* start *

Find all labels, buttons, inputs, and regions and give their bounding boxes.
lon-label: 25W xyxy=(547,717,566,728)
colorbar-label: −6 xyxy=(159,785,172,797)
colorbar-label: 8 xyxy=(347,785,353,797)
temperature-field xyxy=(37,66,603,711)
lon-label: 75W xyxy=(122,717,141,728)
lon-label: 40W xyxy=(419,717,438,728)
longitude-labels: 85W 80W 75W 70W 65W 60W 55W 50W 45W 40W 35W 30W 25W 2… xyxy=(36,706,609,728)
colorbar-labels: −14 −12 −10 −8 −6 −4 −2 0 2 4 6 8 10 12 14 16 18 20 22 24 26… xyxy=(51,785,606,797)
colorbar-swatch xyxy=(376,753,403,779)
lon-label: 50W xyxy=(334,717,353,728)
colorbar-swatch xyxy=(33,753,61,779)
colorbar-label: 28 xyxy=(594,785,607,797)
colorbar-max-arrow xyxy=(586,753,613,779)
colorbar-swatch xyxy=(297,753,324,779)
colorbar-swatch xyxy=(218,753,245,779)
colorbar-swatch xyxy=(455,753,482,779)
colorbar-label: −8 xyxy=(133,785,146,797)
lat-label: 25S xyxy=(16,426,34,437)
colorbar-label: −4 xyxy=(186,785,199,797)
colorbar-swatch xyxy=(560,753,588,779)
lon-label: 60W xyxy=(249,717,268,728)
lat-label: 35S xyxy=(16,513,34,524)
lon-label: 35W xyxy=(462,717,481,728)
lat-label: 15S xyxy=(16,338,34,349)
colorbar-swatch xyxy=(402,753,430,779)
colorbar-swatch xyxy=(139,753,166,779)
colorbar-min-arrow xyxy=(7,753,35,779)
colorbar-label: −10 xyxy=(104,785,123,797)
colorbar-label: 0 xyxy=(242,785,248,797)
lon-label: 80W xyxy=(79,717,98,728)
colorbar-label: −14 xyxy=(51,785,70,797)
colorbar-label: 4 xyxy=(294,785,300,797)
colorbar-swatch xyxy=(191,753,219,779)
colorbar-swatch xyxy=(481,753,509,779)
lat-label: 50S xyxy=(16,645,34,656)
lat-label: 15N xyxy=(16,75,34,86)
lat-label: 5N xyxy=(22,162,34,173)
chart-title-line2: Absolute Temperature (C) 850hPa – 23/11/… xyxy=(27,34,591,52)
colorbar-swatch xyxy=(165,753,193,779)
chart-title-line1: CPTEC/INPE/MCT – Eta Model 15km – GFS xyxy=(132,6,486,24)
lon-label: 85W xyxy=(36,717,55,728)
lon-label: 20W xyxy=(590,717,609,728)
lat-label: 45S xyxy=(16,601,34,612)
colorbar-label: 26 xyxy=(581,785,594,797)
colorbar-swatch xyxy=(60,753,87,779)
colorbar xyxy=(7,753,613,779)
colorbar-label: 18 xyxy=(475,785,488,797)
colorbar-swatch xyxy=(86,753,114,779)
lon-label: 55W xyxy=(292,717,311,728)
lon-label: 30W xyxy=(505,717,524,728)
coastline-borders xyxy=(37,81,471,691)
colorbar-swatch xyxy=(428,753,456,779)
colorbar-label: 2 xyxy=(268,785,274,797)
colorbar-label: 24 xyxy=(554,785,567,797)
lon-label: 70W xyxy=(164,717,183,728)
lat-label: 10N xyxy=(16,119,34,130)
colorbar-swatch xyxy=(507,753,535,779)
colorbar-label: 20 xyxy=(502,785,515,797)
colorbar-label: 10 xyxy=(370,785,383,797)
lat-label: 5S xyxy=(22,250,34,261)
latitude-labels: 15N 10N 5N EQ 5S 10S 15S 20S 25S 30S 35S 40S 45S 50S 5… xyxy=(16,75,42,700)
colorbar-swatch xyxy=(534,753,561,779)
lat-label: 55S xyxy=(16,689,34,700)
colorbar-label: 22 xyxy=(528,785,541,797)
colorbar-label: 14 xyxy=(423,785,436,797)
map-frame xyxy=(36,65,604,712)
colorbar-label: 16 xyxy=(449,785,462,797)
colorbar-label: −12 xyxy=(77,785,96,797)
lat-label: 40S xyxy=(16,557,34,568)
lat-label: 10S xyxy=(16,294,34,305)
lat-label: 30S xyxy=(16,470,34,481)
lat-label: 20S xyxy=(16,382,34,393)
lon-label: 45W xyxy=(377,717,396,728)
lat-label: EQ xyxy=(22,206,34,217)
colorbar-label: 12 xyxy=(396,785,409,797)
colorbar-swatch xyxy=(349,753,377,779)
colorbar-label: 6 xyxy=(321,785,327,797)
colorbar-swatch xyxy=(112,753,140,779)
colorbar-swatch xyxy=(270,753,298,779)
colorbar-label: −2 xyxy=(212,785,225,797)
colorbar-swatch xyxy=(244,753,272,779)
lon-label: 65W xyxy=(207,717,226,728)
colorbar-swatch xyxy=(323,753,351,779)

* end *

**What is required:** Reproduce, line for line and without any change, every entry from the start of the entries down to the line that contains "colorbar-label: −4 xyxy=(186,785,199,797)", including that line.

**Complete output:**
Find all labels, buttons, inputs, and regions and give their bounding boxes.
lon-label: 25W xyxy=(547,717,566,728)
colorbar-label: −6 xyxy=(159,785,172,797)
colorbar-label: 8 xyxy=(347,785,353,797)
temperature-field xyxy=(37,66,603,711)
lon-label: 75W xyxy=(122,717,141,728)
lon-label: 40W xyxy=(419,717,438,728)
longitude-labels: 85W 80W 75W 70W 65W 60W 55W 50W 45W 40W 35W 30W 25W 2… xyxy=(36,706,609,728)
colorbar-labels: −14 −12 −10 −8 −6 −4 −2 0 2 4 6 8 10 12 14 16 18 20 22 24 26… xyxy=(51,785,606,797)
colorbar-swatch xyxy=(376,753,403,779)
lon-label: 50W xyxy=(334,717,353,728)
colorbar-swatch xyxy=(33,753,61,779)
colorbar-label: 28 xyxy=(594,785,607,797)
colorbar-max-arrow xyxy=(586,753,613,779)
colorbar-swatch xyxy=(297,753,324,779)
colorbar-swatch xyxy=(218,753,245,779)
colorbar-swatch xyxy=(455,753,482,779)
colorbar-label: −8 xyxy=(133,785,146,797)
lat-label: 25S xyxy=(16,426,34,437)
colorbar-label: −4 xyxy=(186,785,199,797)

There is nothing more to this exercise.